Material provided:
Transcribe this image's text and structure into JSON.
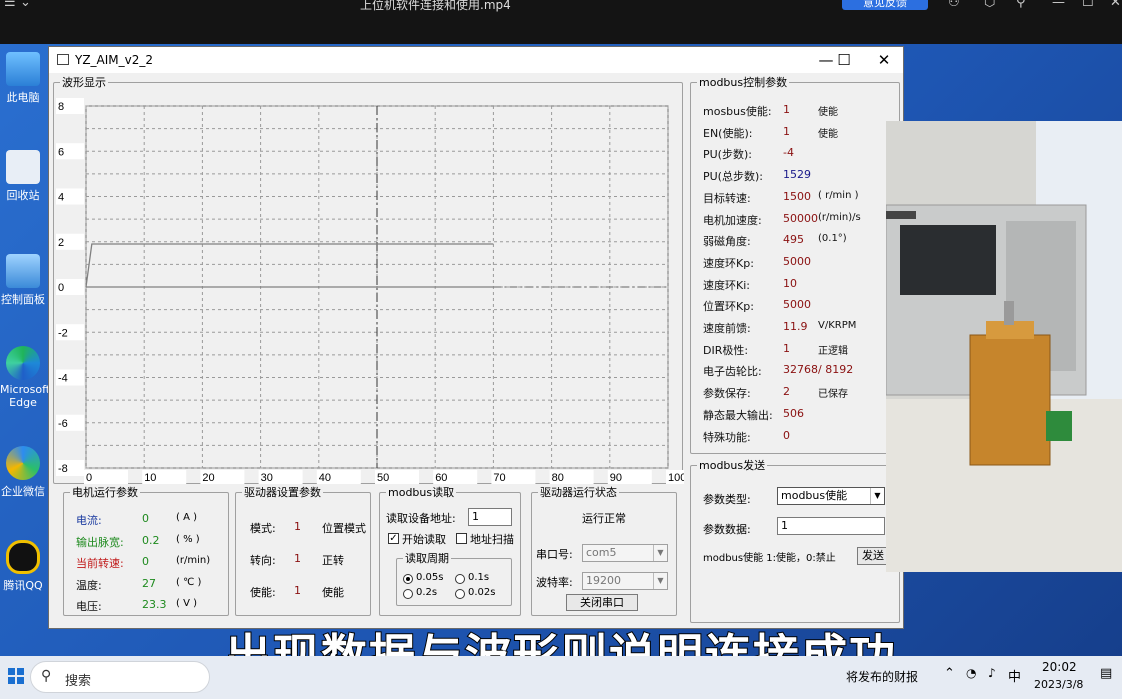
{
  "player": {
    "title": "上位机软件连接和使用.mp4",
    "feedback_label": "意见反馈"
  },
  "desktop_icons": [
    {
      "label": "此电脑",
      "icon": "this-pc-icon"
    },
    {
      "label": "回收站",
      "icon": "recycle-bin-icon"
    },
    {
      "label": "控制面板",
      "icon": "control-panel-icon"
    },
    {
      "label": "Microsoft Edge",
      "icon": "edge-icon"
    },
    {
      "label": "企业微信",
      "icon": "wecom-icon"
    },
    {
      "label": "腾讯QQ",
      "icon": "qq-icon"
    }
  ],
  "window": {
    "title": "YZ_AIM_v2_2",
    "minimize": "—",
    "maximize": "☐",
    "close": "✕"
  },
  "waveform": {
    "group_title": "波形显示"
  },
  "chart_data": {
    "type": "line",
    "title": "",
    "xlabel": "",
    "ylabel": "",
    "x_ticks": [
      "0",
      "10",
      "20",
      "30",
      "40",
      "50",
      "60",
      "70",
      "80",
      "90",
      "100"
    ],
    "y_ticks": [
      "8",
      "6",
      "4",
      "2",
      "0",
      "-2",
      "-4",
      "-6",
      "-8"
    ],
    "xlim": [
      0,
      100
    ],
    "ylim": [
      -8,
      8
    ],
    "grid": true,
    "series": [
      {
        "x": [
          0,
          1,
          70
        ],
        "y": [
          0,
          1.9,
          1.9
        ],
        "style": "solid",
        "color": "#808080"
      },
      {
        "x": [
          0,
          70
        ],
        "y": [
          0,
          0
        ],
        "style": "solid",
        "color": "#808080"
      },
      {
        "x": [
          70,
          100
        ],
        "y": [
          0,
          0
        ],
        "style": "dashdot",
        "color": "#808080"
      }
    ],
    "cursor_x": 50
  },
  "modbus_params": {
    "title": "modbus控制参数",
    "rows": [
      {
        "label": "mosbus使能:",
        "value": "1",
        "unit": "使能",
        "value_color": "#8a1010"
      },
      {
        "label": "EN(使能):",
        "value": "1",
        "unit": "使能",
        "value_color": "#8a1010"
      },
      {
        "label": "PU(步数):",
        "value": "-4",
        "unit": "",
        "value_color": "#8a1010"
      },
      {
        "label": "PU(总步数):",
        "value": "1529",
        "unit": "",
        "value_color": "#1a1a8a"
      },
      {
        "label": "目标转速:",
        "value": "1500",
        "unit": "( r/min )",
        "value_color": "#8a1010"
      },
      {
        "label": "电机加速度:",
        "value": "50000",
        "unit": "(r/min)/s",
        "value_color": "#8a1010"
      },
      {
        "label": "弱磁角度:",
        "value": "495",
        "unit": "(0.1°)",
        "value_color": "#8a1010"
      },
      {
        "label": "速度环Kp:",
        "value": "5000",
        "unit": "",
        "value_color": "#8a1010"
      },
      {
        "label": "速度环Ki:",
        "value": "10",
        "unit": "",
        "value_color": "#8a1010"
      },
      {
        "label": "位置环Kp:",
        "value": "5000",
        "unit": "",
        "value_color": "#8a1010"
      },
      {
        "label": "速度前馈:",
        "value": "11.9",
        "unit": "V/KRPM",
        "value_color": "#8a1010"
      },
      {
        "label": "DIR极性:",
        "value": "1",
        "unit": "正逻辑",
        "value_color": "#8a1010"
      },
      {
        "label": "电子齿轮比:",
        "value": "32768/ 8192",
        "unit": "",
        "value_color": "#8a1010"
      },
      {
        "label": "参数保存:",
        "value": "2",
        "unit": "已保存",
        "value_color": "#8a1010"
      },
      {
        "label": "静态最大输出:",
        "value": "506",
        "unit": "",
        "value_color": "#8a1010"
      },
      {
        "label": "特殊功能:",
        "value": "0",
        "unit": "",
        "value_color": "#8a1010"
      }
    ]
  },
  "motor_status": {
    "title": "电机运行参数",
    "rows": [
      {
        "label": "电流:",
        "value": "0",
        "unit": "( A )",
        "label_color": "#1a3aa0"
      },
      {
        "label": "输出脉宽:",
        "value": "0.2",
        "unit": "( % )",
        "label_color": "#1e8a1e"
      },
      {
        "label": "当前转速:",
        "value": "0",
        "unit": "(r/min)",
        "label_color": "#c01818"
      },
      {
        "label": "温度:",
        "value": "27",
        "unit": "( ℃ )",
        "label_color": "#111111"
      },
      {
        "label": "电压:",
        "value": "23.3",
        "unit": "( V )",
        "label_color": "#111111"
      }
    ]
  },
  "driver_settings": {
    "title": "驱动器设置参数",
    "rows": [
      {
        "label": "模式:",
        "value": "1",
        "desc": "位置模式"
      },
      {
        "label": "转向:",
        "value": "1",
        "desc": "正转"
      },
      {
        "label": "使能:",
        "value": "1",
        "desc": "使能"
      }
    ]
  },
  "modbus_read": {
    "title": "modbus读取",
    "address_label": "读取设备地址:",
    "address_value": "1",
    "start_read_label": "开始读取",
    "start_read_checked": true,
    "addr_scan_label": "地址扫描",
    "addr_scan_checked": false,
    "period_title": "读取周期",
    "periods": [
      {
        "label": "0.05s",
        "selected": true
      },
      {
        "label": "0.1s",
        "selected": false
      },
      {
        "label": "0.2s",
        "selected": false
      },
      {
        "label": "0.02s",
        "selected": false
      }
    ]
  },
  "driver_state": {
    "title": "驱动器运行状态",
    "status": "运行正常",
    "port_label": "串口号:",
    "port_value": "com5",
    "baud_label": "波特率:",
    "baud_value": "19200",
    "close_port_button": "关闭串口"
  },
  "modbus_send": {
    "title": "modbus发送",
    "type_label": "参数类型:",
    "type_value": "modbus使能",
    "data_label": "参数数据:",
    "data_value": "1",
    "hint": "modbus使能 1:使能，0:禁止",
    "send_button": "发送"
  },
  "subtitle": "出现数据与波形则说明连接成功",
  "taskbar": {
    "search_label": "搜索",
    "news": "将发布的财报",
    "ime": "中",
    "time": "20:02",
    "date": "2023/3/8"
  }
}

Exercise details: Repeat the data exactly, without the pictures.

Answer below:
Transcribe this image's text and structure into JSON.
{
  "player": {
    "title": "上位机软件连接和使用.mp4",
    "feedback_label": "意见反馈"
  },
  "desktop_icons": [
    {
      "label": "此电脑",
      "icon": "this-pc-icon"
    },
    {
      "label": "回收站",
      "icon": "recycle-bin-icon"
    },
    {
      "label": "控制面板",
      "icon": "control-panel-icon"
    },
    {
      "label": "Microsoft Edge",
      "icon": "edge-icon"
    },
    {
      "label": "企业微信",
      "icon": "wecom-icon"
    },
    {
      "label": "腾讯QQ",
      "icon": "qq-icon"
    }
  ],
  "window": {
    "title": "YZ_AIM_v2_2",
    "minimize": "—",
    "maximize": "☐",
    "close": "✕"
  },
  "waveform": {
    "group_title": "波形显示"
  },
  "chart_data": {
    "type": "line",
    "title": "",
    "xlabel": "",
    "ylabel": "",
    "x_ticks": [
      "0",
      "10",
      "20",
      "30",
      "40",
      "50",
      "60",
      "70",
      "80",
      "90",
      "100"
    ],
    "y_ticks": [
      "8",
      "6",
      "4",
      "2",
      "0",
      "-2",
      "-4",
      "-6",
      "-8"
    ],
    "xlim": [
      0,
      100
    ],
    "ylim": [
      -8,
      8
    ],
    "grid": true,
    "series": [
      {
        "x": [
          0,
          1,
          70
        ],
        "y": [
          0,
          1.9,
          1.9
        ],
        "style": "solid",
        "color": "#808080"
      },
      {
        "x": [
          0,
          70
        ],
        "y": [
          0,
          0
        ],
        "style": "solid",
        "color": "#808080"
      },
      {
        "x": [
          70,
          100
        ],
        "y": [
          0,
          0
        ],
        "style": "dashdot",
        "color": "#808080"
      }
    ],
    "cursor_x": 50
  },
  "modbus_params": {
    "title": "modbus控制参数",
    "rows": [
      {
        "label": "mosbus使能:",
        "value": "1",
        "unit": "使能",
        "value_color": "#8a1010"
      },
      {
        "label": "EN(使能):",
        "value": "1",
        "unit": "使能",
        "value_color": "#8a1010"
      },
      {
        "label": "PU(步数):",
        "value": "-4",
        "unit": "",
        "value_color": "#8a1010"
      },
      {
        "label": "PU(总步数):",
        "value": "1529",
        "unit": "",
        "value_color": "#1a1a8a"
      },
      {
        "label": "目标转速:",
        "value": "1500",
        "unit": "( r/min )",
        "value_color": "#8a1010"
      },
      {
        "label": "电机加速度:",
        "value": "50000",
        "unit": "(r/min)/s",
        "value_color": "#8a1010"
      },
      {
        "label": "弱磁角度:",
        "value": "495",
        "unit": "(0.1°)",
        "value_color": "#8a1010"
      },
      {
        "label": "速度环Kp:",
        "value": "5000",
        "unit": "",
        "value_color": "#8a1010"
      },
      {
        "label": "速度环Ki:",
        "value": "10",
        "unit": "",
        "value_color": "#8a1010"
      },
      {
        "label": "位置环Kp:",
        "value": "5000",
        "unit": "",
        "value_color": "#8a1010"
      },
      {
        "label": "速度前馈:",
        "value": "11.9",
        "unit": "V/KRPM",
        "value_color": "#8a1010"
      },
      {
        "label": "DIR极性:",
        "value": "1",
        "unit": "正逻辑",
        "value_color": "#8a1010"
      },
      {
        "label": "电子齿轮比:",
        "value": "32768/ 8192",
        "unit": "",
        "value_color": "#8a1010"
      },
      {
        "label": "参数保存:",
        "value": "2",
        "unit": "已保存",
        "value_color": "#8a1010"
      },
      {
        "label": "静态最大输出:",
        "value": "506",
        "unit": "",
        "value_color": "#8a1010"
      },
      {
        "label": "特殊功能:",
        "value": "0",
        "unit": "",
        "value_color": "#8a1010"
      }
    ]
  },
  "motor_status": {
    "title": "电机运行参数",
    "rows": [
      {
        "label": "电流:",
        "value": "0",
        "unit": "( A )",
        "label_color": "#1a3aa0"
      },
      {
        "label": "输出脉宽:",
        "value": "0.2",
        "unit": "( % )",
        "label_color": "#1e8a1e"
      },
      {
        "label": "当前转速:",
        "value": "0",
        "unit": "(r/min)",
        "label_color": "#c01818"
      },
      {
        "label": "温度:",
        "value": "27",
        "unit": "( ℃ )",
        "label_color": "#111111"
      },
      {
        "label": "电压:",
        "value": "23.3",
        "unit": "( V )",
        "label_color": "#111111"
      }
    ]
  },
  "driver_settings": {
    "title": "驱动器设置参数",
    "rows": [
      {
        "label": "模式:",
        "value": "1",
        "desc": "位置模式"
      },
      {
        "label": "转向:",
        "value": "1",
        "desc": "正转"
      },
      {
        "label": "使能:",
        "value": "1",
        "desc": "使能"
      }
    ]
  },
  "modbus_read": {
    "title": "modbus读取",
    "address_label": "读取设备地址:",
    "address_value": "1",
    "start_read_label": "开始读取",
    "start_read_checked": true,
    "addr_scan_label": "地址扫描",
    "addr_scan_checked": false,
    "period_title": "读取周期",
    "periods": [
      {
        "label": "0.05s",
        "selected": true
      },
      {
        "label": "0.1s",
        "selected": false
      },
      {
        "label": "0.2s",
        "selected": false
      },
      {
        "label": "0.02s",
        "selected": false
      }
    ]
  },
  "driver_state": {
    "title": "驱动器运行状态",
    "status": "运行正常",
    "port_label": "串口号:",
    "port_value": "com5",
    "baud_label": "波特率:",
    "baud_value": "19200",
    "close_port_button": "关闭串口"
  },
  "modbus_send": {
    "title": "modbus发送",
    "type_label": "参数类型:",
    "type_value": "modbus使能",
    "data_label": "参数数据:",
    "data_value": "1",
    "hint": "modbus使能 1:使能，0:禁止",
    "send_button": "发送"
  },
  "subtitle": "出现数据与波形则说明连接成功",
  "taskbar": {
    "search_label": "搜索",
    "news": "将发布的财报",
    "ime": "中",
    "time": "20:02",
    "date": "2023/3/8"
  }
}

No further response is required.